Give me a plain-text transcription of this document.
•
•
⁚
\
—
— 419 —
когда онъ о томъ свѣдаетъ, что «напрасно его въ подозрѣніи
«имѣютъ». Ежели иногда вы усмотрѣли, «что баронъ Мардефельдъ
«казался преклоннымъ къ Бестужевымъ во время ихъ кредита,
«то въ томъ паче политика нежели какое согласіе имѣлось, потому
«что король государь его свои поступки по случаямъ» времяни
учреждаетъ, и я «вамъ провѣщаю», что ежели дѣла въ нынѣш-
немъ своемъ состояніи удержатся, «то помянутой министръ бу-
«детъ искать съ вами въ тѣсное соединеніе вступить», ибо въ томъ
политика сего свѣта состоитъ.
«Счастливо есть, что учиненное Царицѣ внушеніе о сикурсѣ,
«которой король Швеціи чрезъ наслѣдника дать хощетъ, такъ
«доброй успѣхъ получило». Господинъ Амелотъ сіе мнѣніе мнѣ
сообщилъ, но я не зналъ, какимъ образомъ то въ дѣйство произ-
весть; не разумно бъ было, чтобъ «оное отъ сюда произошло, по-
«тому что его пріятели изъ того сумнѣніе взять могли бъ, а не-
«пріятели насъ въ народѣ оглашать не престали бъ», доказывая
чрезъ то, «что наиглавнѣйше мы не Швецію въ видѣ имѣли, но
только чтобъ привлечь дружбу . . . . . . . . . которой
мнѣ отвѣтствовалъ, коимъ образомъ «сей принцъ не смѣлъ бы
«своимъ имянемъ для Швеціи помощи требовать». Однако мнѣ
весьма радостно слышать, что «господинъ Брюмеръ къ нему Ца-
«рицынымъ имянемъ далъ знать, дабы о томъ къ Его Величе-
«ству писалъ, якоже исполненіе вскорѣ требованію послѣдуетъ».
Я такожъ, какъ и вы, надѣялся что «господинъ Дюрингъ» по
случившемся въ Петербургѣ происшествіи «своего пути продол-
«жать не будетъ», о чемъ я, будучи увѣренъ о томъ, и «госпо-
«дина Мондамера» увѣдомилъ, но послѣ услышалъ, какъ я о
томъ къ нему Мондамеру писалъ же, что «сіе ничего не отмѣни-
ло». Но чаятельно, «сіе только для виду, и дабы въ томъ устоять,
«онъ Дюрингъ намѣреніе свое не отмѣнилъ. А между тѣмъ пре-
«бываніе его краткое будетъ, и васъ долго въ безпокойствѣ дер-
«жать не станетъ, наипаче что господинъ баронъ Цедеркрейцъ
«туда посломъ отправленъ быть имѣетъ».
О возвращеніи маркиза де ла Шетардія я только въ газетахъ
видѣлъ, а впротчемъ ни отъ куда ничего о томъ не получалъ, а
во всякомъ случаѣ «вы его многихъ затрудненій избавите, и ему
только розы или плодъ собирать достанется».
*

==*==

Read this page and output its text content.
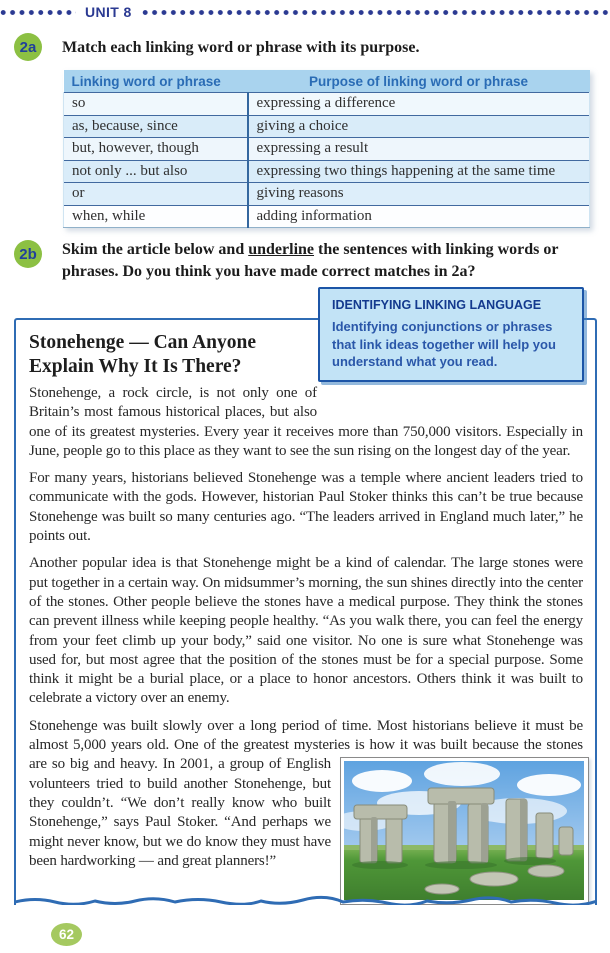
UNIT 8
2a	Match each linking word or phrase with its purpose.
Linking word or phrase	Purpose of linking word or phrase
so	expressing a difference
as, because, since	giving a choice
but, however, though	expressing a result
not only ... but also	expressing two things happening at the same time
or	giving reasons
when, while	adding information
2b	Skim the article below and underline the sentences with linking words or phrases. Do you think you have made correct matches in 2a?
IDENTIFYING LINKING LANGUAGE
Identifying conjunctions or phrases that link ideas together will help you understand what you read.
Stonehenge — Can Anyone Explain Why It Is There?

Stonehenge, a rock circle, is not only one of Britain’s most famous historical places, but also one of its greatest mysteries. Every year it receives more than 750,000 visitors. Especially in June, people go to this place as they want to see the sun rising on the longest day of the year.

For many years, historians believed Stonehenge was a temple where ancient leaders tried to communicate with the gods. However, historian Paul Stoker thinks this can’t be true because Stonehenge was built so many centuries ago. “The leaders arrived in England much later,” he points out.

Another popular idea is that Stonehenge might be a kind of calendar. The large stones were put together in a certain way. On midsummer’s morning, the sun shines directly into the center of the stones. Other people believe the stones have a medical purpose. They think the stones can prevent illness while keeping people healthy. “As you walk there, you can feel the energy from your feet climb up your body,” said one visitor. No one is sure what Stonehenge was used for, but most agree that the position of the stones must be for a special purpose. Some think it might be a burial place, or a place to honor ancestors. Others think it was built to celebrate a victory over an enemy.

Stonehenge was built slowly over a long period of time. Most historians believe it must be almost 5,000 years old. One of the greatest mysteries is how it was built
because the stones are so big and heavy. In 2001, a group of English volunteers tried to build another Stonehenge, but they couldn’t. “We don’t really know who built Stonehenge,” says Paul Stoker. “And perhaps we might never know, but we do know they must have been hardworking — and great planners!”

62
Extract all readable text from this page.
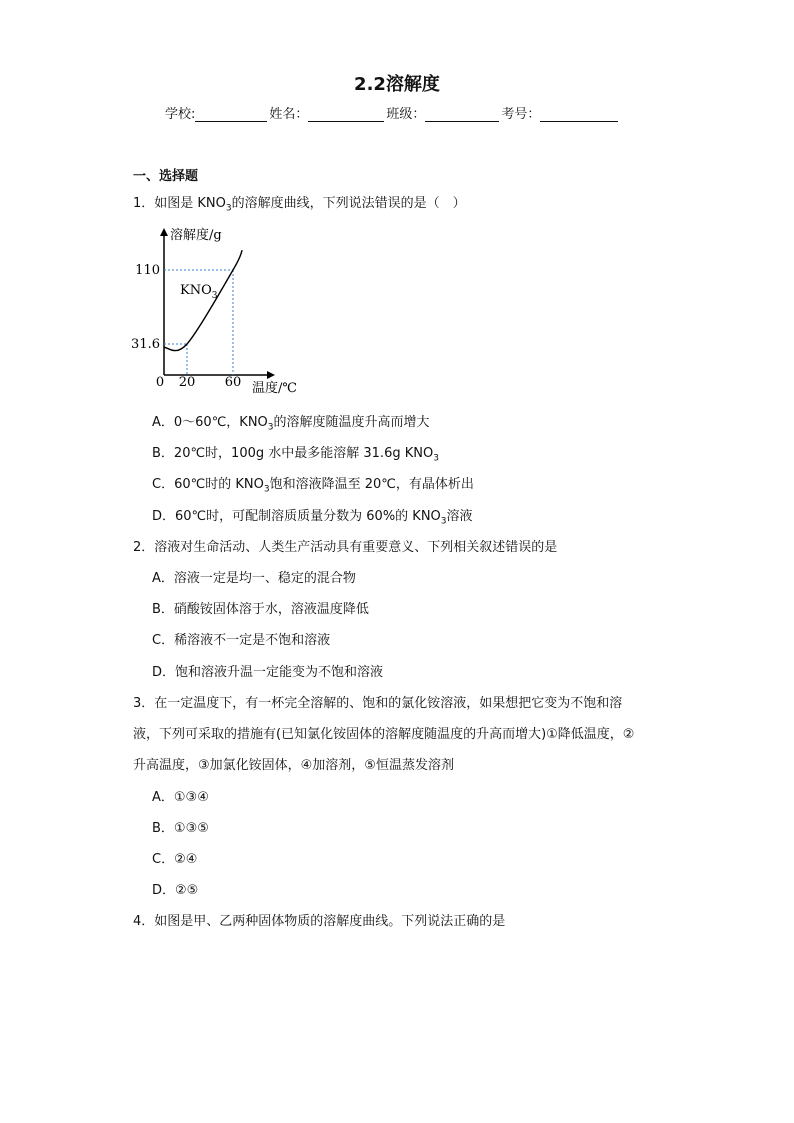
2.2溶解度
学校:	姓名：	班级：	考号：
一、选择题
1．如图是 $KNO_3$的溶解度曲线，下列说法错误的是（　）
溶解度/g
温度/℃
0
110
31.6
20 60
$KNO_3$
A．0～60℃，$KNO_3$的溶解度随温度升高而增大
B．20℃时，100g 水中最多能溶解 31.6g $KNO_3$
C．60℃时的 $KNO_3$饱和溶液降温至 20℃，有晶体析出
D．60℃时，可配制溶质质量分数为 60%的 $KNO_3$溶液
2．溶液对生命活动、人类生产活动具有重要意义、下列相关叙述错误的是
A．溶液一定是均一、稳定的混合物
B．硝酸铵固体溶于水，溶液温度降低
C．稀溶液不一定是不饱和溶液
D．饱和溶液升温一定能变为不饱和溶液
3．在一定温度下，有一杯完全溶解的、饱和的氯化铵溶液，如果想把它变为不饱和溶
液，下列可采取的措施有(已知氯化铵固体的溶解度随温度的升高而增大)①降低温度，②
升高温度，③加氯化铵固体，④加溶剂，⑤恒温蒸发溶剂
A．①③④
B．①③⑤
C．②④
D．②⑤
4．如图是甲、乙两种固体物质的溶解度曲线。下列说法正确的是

==*==

◆ **Goal of the exercise**
Read the lines above. Gather those in which the string "historians" is found.

◆ **Worked answer**
For many years, historians believed Stonehenge was a temple where ancient leaders tried to communicate with the gods. However, historian Paul Stoker thinks this can’t be true because Stonehenge was built so many centuries ago. “The leaders arrived in England much later,” he points out.
Stonehenge was built slowly over a long period of time. Most historians believe it must be almost 5,000 years old. One of the greatest mysteries is how it was built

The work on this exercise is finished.